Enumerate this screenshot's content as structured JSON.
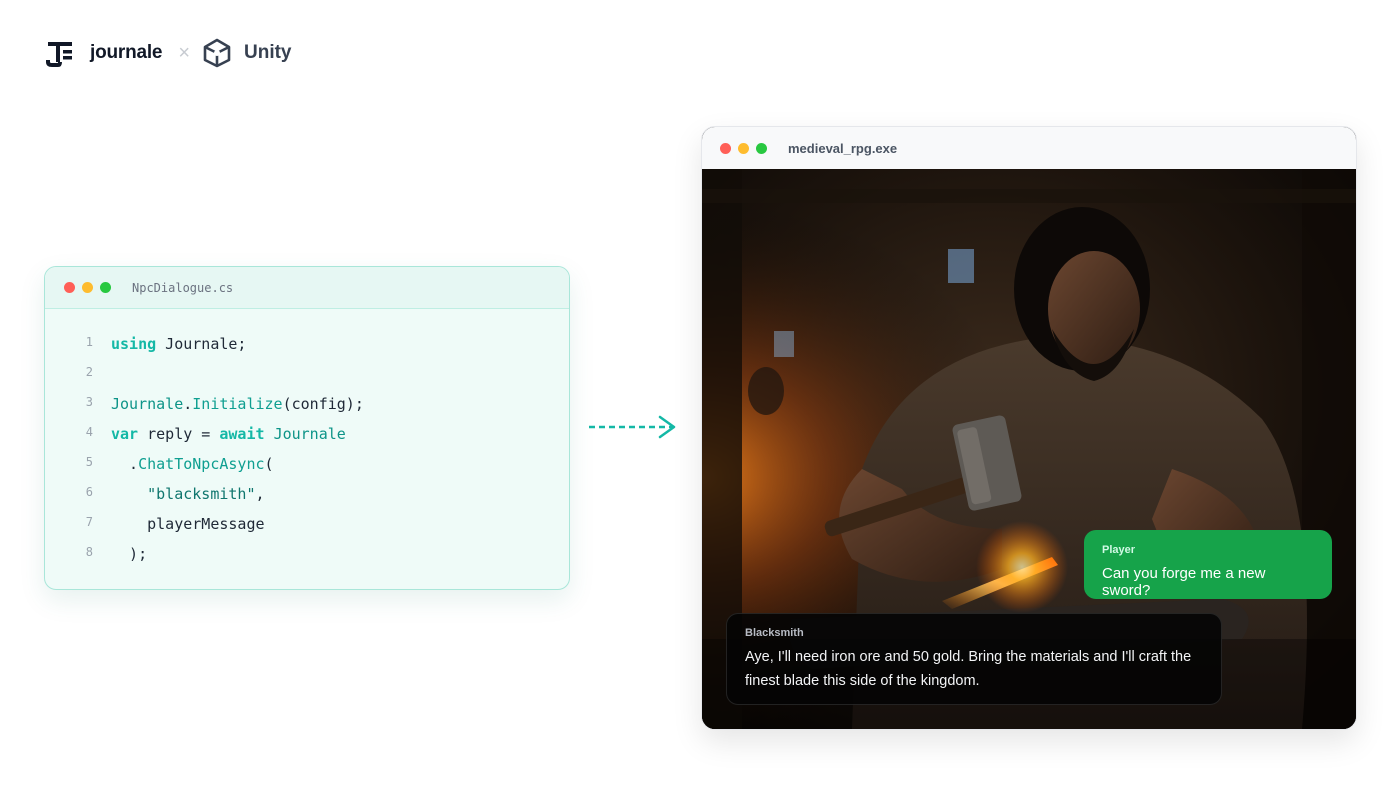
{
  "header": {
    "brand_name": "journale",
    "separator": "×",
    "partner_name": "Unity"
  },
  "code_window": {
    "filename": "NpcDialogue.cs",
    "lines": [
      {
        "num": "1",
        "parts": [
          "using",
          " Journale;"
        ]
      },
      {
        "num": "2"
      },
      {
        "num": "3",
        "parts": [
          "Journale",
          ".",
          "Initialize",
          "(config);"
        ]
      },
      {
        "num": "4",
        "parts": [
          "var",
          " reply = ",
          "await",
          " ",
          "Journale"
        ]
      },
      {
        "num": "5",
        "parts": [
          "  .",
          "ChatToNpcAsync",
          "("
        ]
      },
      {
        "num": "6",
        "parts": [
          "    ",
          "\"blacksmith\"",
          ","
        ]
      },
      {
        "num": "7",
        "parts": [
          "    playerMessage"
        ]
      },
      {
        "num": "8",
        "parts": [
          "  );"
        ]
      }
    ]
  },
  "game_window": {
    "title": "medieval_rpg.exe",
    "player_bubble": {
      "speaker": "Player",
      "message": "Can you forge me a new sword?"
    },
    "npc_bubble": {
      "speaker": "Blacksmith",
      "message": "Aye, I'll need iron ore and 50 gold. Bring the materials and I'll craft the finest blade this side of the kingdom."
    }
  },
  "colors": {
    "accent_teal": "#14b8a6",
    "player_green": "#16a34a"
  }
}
·····
EXERCISE
The pictures should not be reproduced; quote all of the other material exactly.

ANSWER TO THE PROBLEM
Enumerate this screenshot's content as structured JSON.
{
  "header": {
    "brand_name": "journale",
    "separator": "×",
    "partner_name": "Unity"
  },
  "code_window": {
    "filename": "NpcDialogue.cs",
    "lines": [
      {
        "num": "1",
        "parts": [
          "using",
          " Journale;"
        ]
      },
      {
        "num": "2"
      },
      {
        "num": "3",
        "parts": [
          "Journale",
          ".",
          "Initialize",
          "(config);"
        ]
      },
      {
        "num": "4",
        "parts": [
          "var",
          " reply = ",
          "await",
          " ",
          "Journale"
        ]
      },
      {
        "num": "5",
        "parts": [
          "  .",
          "ChatToNpcAsync",
          "("
        ]
      },
      {
        "num": "6",
        "parts": [
          "    ",
          "\"blacksmith\"",
          ","
        ]
      },
      {
        "num": "7",
        "parts": [
          "    playerMessage"
        ]
      },
      {
        "num": "8",
        "parts": [
          "  );"
        ]
      }
    ]
  },
  "game_window": {
    "title": "medieval_rpg.exe",
    "player_bubble": {
      "speaker": "Player",
      "message": "Can you forge me a new sword?"
    },
    "npc_bubble": {
      "speaker": "Blacksmith",
      "message": "Aye, I'll need iron ore and 50 gold. Bring the materials and I'll craft the finest blade this side of the kingdom."
    }
  },
  "colors": {
    "accent_teal": "#14b8a6",
    "player_green": "#16a34a"
  }
}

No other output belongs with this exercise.